Task details | Copy out all lines in the data below containing the string "Doty".

Stored rows |
========
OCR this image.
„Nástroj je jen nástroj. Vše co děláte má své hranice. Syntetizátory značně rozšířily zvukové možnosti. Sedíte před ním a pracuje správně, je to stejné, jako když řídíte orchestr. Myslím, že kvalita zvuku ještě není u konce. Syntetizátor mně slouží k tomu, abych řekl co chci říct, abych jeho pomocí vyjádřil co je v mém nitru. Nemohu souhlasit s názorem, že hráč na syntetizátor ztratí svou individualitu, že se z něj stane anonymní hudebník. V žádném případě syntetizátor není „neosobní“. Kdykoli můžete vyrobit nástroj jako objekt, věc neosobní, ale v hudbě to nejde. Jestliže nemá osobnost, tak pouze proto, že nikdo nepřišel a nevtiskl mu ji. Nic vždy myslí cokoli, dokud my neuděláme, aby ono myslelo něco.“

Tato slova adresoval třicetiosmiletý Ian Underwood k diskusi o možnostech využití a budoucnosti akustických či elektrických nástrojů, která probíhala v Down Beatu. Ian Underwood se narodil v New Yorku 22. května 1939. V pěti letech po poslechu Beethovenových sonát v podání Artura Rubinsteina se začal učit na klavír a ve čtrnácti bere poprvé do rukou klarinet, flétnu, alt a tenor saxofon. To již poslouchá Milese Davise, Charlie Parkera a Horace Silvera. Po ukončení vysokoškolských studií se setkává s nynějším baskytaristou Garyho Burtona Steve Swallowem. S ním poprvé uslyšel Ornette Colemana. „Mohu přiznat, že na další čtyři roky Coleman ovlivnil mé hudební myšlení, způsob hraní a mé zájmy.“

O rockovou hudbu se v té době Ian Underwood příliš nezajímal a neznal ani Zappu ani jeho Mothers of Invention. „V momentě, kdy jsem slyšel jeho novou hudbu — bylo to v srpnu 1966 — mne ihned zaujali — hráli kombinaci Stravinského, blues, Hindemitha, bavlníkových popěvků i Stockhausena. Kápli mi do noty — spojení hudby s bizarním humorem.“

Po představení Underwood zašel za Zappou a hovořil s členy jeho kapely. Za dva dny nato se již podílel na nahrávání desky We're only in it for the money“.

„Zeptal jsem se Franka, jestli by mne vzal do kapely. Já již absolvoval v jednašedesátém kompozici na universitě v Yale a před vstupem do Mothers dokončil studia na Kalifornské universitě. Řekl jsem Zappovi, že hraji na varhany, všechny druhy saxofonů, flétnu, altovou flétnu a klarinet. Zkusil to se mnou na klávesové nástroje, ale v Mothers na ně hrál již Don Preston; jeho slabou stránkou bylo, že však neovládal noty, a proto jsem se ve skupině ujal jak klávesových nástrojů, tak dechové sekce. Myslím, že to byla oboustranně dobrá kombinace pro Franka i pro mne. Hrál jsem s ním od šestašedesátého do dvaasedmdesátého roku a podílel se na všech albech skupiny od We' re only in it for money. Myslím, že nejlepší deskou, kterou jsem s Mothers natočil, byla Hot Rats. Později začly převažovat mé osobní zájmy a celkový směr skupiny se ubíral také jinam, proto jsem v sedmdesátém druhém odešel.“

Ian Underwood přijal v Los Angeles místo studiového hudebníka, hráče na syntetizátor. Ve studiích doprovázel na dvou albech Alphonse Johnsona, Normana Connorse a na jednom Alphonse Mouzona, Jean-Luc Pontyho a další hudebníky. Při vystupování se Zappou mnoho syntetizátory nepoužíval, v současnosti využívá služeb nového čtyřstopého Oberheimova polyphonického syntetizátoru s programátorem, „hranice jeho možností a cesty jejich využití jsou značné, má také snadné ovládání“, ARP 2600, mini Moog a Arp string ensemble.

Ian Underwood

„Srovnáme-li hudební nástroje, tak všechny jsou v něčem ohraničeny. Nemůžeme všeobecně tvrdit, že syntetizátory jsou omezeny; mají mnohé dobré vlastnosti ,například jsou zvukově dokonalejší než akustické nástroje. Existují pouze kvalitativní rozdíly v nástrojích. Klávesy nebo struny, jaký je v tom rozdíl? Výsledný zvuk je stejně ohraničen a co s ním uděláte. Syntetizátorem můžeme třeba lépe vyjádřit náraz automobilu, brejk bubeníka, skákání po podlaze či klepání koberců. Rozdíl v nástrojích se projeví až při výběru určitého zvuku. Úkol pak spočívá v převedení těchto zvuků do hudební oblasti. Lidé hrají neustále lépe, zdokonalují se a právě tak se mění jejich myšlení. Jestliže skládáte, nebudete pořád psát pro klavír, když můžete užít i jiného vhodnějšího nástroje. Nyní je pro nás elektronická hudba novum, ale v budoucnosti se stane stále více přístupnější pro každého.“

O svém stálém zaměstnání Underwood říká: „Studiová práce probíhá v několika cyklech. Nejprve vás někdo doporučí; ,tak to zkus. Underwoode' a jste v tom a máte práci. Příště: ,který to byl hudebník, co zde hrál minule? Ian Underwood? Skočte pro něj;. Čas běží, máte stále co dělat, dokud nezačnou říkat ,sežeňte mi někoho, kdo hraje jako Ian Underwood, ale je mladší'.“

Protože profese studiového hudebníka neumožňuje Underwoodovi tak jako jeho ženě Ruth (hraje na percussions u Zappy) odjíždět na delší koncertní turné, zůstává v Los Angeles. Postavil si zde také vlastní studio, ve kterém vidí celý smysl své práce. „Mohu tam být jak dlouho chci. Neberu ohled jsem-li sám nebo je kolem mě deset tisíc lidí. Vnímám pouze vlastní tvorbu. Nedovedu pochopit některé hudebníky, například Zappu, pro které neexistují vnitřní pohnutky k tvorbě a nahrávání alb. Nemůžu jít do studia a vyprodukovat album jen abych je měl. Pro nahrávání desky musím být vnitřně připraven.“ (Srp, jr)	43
========
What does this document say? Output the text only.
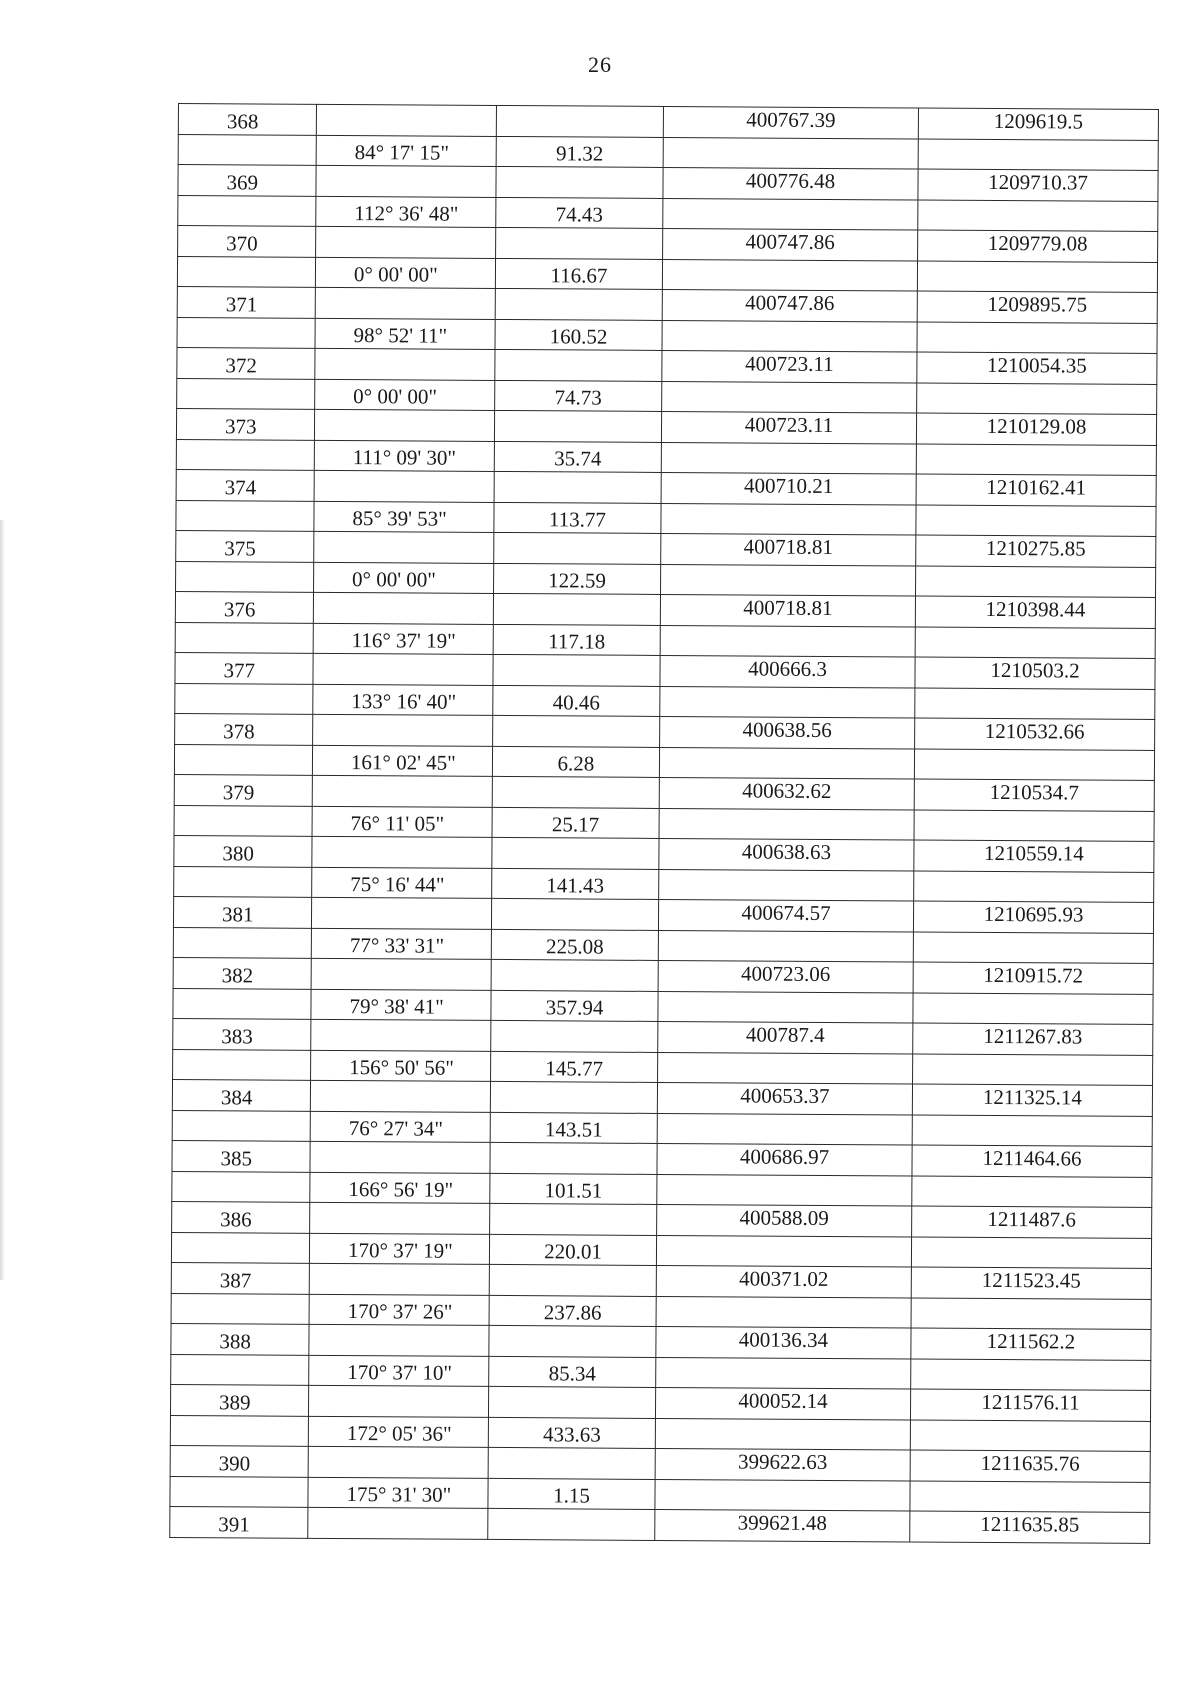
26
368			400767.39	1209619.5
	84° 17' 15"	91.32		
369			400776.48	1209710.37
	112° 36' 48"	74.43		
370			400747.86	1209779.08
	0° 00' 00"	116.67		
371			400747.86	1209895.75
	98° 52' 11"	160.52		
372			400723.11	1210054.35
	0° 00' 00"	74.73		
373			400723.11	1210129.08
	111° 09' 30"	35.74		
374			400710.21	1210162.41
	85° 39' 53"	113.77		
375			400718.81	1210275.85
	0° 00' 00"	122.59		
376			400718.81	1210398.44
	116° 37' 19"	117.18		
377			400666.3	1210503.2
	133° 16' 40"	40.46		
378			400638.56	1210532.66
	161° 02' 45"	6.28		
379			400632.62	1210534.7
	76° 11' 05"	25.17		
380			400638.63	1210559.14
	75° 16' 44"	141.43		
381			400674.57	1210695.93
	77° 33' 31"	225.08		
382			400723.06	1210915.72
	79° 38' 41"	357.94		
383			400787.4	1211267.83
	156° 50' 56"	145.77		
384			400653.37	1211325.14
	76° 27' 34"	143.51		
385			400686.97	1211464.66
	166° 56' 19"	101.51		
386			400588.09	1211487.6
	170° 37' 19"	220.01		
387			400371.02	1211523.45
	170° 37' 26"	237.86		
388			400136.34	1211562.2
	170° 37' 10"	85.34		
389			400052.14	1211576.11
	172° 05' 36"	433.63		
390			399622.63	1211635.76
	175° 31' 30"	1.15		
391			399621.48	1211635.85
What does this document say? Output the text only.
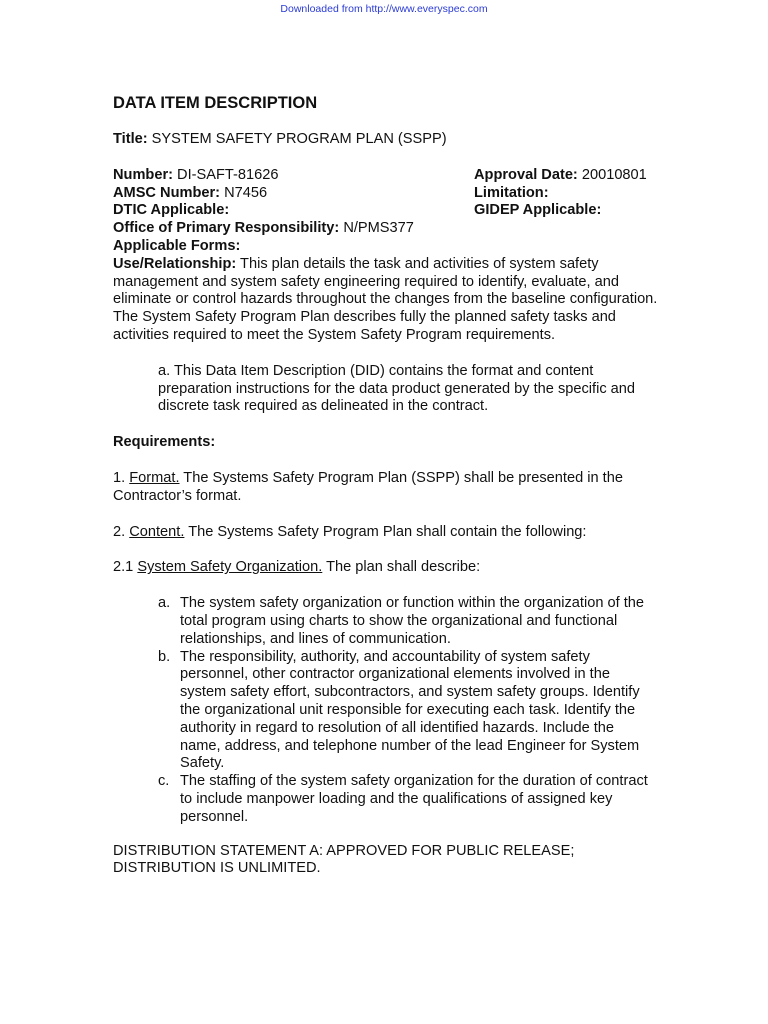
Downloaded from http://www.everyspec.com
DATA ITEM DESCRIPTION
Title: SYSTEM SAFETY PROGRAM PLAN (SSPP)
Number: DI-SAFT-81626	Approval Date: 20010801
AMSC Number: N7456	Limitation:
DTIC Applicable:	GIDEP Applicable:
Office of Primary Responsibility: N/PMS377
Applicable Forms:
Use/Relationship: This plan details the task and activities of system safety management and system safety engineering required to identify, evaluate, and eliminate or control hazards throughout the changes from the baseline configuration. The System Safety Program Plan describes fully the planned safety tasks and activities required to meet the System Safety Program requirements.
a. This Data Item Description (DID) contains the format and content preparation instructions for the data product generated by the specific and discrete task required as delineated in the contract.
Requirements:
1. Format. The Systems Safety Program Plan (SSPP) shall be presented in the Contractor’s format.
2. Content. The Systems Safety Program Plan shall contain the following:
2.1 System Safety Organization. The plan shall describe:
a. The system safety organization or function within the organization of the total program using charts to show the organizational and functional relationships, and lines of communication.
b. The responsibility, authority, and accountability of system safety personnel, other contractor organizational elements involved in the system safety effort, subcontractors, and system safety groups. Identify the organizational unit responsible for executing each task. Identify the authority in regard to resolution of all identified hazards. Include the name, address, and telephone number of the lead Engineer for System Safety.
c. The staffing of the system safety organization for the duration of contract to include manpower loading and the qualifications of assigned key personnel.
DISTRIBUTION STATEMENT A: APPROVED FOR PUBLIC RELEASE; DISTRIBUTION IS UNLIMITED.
========
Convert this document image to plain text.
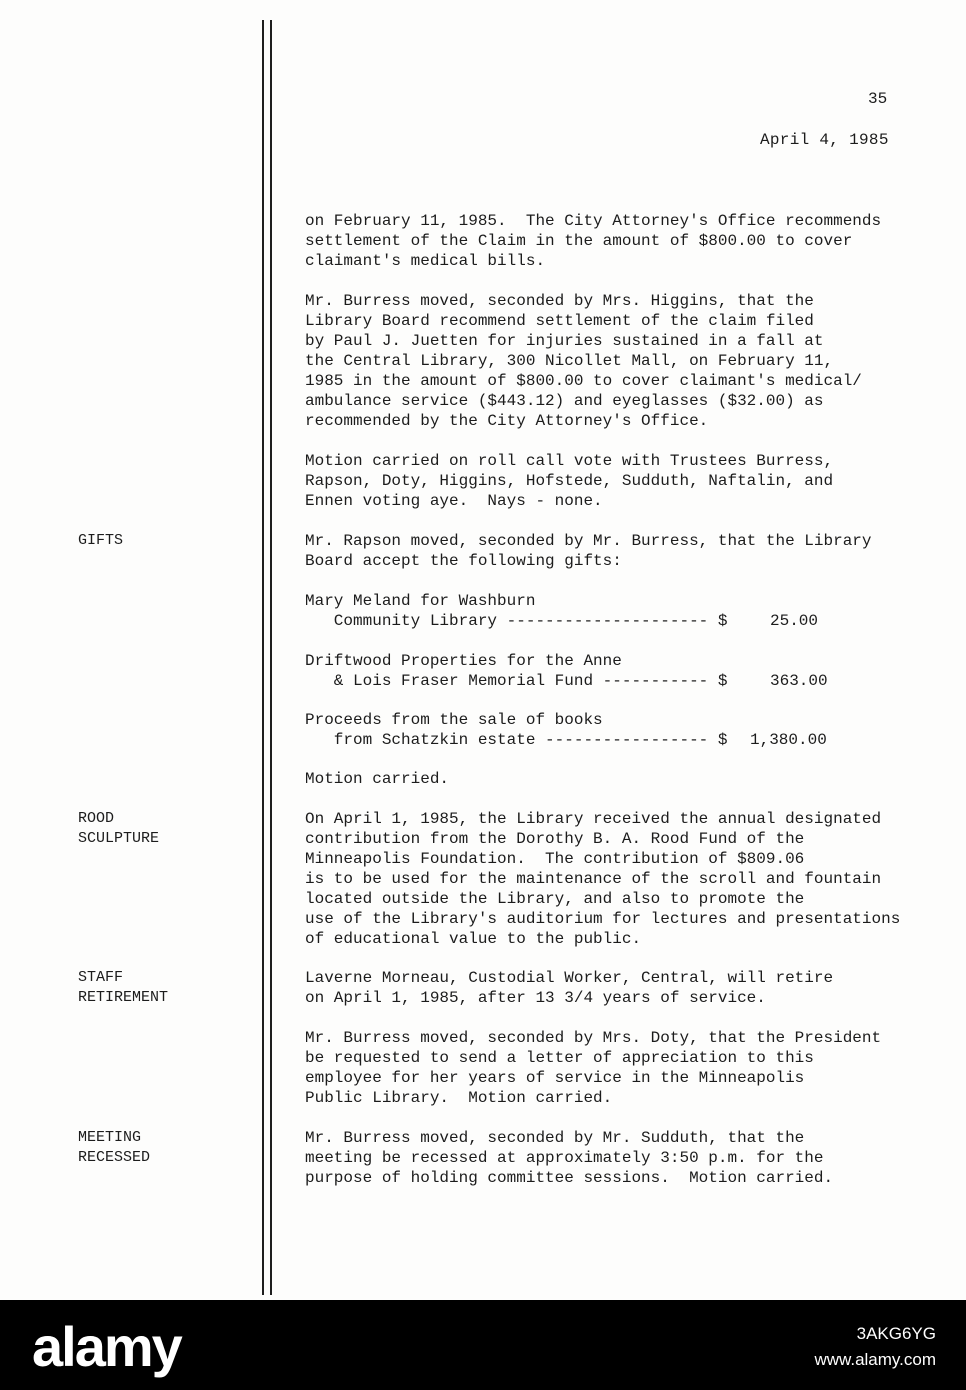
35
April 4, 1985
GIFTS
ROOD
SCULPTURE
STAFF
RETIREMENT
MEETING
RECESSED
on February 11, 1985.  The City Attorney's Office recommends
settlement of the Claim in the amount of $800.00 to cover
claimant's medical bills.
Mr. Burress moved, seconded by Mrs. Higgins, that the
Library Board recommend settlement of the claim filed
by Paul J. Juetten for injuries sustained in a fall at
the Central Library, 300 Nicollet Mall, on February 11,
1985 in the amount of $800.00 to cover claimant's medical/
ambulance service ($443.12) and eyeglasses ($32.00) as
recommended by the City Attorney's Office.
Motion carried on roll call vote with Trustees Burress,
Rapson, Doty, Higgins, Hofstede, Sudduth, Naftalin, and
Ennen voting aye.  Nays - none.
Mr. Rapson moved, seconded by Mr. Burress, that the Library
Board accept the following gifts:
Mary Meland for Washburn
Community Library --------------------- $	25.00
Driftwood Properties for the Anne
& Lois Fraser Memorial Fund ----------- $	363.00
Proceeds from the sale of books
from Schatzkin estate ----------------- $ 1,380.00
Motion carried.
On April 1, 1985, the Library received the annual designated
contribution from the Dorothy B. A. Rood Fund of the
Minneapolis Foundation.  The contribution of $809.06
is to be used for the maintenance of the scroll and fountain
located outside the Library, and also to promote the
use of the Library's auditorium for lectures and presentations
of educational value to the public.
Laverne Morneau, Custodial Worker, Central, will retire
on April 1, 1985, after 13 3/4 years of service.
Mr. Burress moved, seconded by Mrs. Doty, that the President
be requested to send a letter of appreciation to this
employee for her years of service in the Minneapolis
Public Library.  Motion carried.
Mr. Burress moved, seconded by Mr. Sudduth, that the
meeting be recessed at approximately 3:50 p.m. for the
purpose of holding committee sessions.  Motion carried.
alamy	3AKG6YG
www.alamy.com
========
The answer |
Rapson, Doty, Higgins, Hofstede, Sudduth, Naftalin, and
Mr. Burress moved, seconded by Mrs. Doty, that the President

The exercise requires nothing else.